-- Start of Given entries --

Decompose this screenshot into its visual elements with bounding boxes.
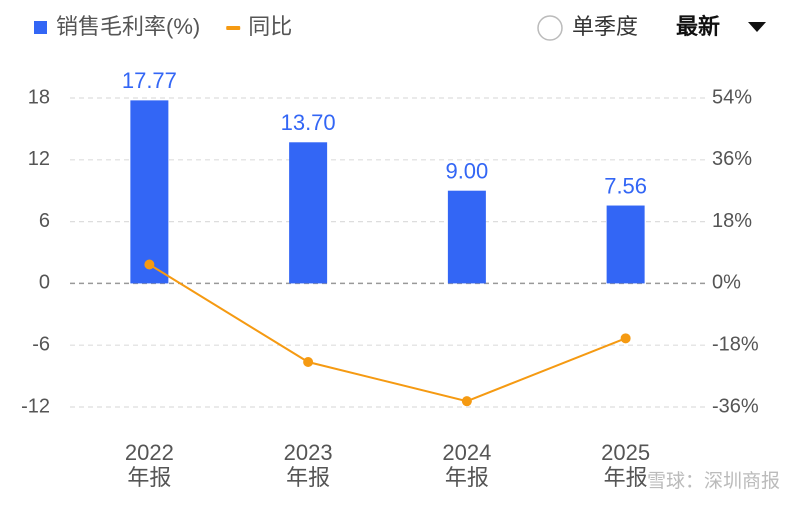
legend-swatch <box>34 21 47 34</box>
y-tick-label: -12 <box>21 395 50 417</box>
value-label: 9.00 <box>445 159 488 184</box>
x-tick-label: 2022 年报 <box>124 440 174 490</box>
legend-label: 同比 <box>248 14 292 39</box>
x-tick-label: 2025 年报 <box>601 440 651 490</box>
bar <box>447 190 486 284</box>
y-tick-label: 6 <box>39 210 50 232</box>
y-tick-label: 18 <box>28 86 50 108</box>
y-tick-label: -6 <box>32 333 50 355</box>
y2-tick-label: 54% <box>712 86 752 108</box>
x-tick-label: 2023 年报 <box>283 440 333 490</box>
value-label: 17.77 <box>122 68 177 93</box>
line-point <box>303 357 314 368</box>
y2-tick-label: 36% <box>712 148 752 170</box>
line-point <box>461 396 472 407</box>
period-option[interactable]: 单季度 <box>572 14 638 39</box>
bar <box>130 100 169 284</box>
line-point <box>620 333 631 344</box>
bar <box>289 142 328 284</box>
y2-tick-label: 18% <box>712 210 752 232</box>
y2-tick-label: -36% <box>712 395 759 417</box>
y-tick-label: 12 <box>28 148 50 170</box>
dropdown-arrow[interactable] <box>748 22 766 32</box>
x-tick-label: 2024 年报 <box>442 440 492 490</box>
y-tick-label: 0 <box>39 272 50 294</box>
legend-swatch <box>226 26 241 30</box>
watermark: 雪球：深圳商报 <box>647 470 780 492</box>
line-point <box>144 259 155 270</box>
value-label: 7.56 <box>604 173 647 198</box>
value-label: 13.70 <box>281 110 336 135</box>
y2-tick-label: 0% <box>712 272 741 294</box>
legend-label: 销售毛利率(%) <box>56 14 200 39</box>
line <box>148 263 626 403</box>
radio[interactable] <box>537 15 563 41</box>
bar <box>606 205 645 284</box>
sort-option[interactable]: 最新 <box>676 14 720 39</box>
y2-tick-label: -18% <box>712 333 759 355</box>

-- End of Given entries --
-- Start of Given entries --

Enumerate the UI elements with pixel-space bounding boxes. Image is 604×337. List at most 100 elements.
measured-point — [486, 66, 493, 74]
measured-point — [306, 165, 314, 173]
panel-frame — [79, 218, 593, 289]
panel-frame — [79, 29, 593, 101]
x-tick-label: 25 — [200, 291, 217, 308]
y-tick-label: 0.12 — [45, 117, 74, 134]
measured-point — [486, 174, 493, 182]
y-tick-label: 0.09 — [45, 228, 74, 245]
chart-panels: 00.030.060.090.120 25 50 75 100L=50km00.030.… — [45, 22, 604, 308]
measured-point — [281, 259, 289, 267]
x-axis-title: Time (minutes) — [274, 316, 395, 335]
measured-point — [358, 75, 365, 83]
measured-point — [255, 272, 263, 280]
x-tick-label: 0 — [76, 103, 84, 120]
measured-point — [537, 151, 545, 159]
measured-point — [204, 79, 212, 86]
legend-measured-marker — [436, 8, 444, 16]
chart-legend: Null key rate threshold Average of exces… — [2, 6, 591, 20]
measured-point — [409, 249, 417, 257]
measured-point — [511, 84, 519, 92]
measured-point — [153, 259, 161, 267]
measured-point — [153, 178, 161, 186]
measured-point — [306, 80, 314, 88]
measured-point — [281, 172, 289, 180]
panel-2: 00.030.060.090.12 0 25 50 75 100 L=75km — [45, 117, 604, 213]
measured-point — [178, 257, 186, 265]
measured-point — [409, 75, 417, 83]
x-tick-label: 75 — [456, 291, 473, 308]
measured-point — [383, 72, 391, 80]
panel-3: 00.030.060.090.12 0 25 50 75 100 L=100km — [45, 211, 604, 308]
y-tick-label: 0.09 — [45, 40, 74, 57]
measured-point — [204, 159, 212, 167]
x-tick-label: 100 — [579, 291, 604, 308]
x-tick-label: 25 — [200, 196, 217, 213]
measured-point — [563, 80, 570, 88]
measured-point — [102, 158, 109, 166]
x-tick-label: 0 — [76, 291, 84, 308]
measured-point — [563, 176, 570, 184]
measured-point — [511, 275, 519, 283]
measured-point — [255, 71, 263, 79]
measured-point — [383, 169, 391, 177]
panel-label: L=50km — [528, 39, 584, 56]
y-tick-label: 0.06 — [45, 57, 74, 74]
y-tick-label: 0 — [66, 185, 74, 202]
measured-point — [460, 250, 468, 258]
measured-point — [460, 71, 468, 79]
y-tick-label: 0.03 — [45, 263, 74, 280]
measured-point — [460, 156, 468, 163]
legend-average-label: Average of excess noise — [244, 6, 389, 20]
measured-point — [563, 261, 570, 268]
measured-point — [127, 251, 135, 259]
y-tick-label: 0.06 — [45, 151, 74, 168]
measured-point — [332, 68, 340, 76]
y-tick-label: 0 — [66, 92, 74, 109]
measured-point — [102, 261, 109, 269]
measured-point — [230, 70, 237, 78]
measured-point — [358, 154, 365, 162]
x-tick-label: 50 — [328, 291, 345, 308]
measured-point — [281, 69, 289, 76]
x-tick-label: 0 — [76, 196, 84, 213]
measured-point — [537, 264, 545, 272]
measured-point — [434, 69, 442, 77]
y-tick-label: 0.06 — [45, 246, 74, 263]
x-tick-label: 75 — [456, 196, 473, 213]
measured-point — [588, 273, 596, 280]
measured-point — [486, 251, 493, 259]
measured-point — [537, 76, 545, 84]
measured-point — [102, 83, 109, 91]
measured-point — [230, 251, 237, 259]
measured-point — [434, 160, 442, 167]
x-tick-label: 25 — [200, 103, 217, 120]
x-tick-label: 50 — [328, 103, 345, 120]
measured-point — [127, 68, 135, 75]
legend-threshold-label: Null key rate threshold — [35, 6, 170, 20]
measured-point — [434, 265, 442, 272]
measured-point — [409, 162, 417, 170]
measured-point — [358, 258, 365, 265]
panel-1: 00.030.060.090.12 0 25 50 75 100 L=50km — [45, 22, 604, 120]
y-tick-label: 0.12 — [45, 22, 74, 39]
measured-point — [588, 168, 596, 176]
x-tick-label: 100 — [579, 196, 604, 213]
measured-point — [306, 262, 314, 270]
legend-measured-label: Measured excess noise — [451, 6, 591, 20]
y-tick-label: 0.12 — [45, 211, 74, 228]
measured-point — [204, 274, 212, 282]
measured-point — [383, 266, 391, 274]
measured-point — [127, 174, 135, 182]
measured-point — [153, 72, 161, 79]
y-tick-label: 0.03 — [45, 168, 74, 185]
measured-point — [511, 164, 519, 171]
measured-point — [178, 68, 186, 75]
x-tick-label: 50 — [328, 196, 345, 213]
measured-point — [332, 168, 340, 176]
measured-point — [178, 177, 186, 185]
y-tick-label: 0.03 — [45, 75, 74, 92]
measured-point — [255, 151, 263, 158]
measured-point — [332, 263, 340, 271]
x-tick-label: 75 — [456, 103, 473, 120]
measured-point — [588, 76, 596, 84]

-- End of Given entries --
-- Start of Given entries --

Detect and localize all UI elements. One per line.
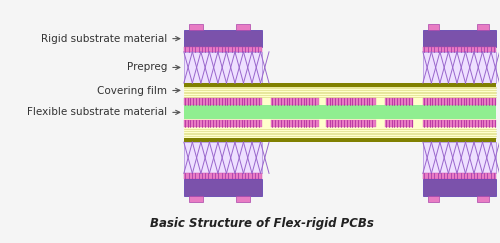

-- End of Given entries --

▶ **Set task**
Pull out every line of the material above that contains the string "option", copying each line in full. Count only matches with the same uppercase and lowercase letters.

▶ **Correct response**
period-option[interactable]: 单季度 <box>572 14 638 39</box>
sort-option[interactable]: 最新 <box>676 14 720 39</box>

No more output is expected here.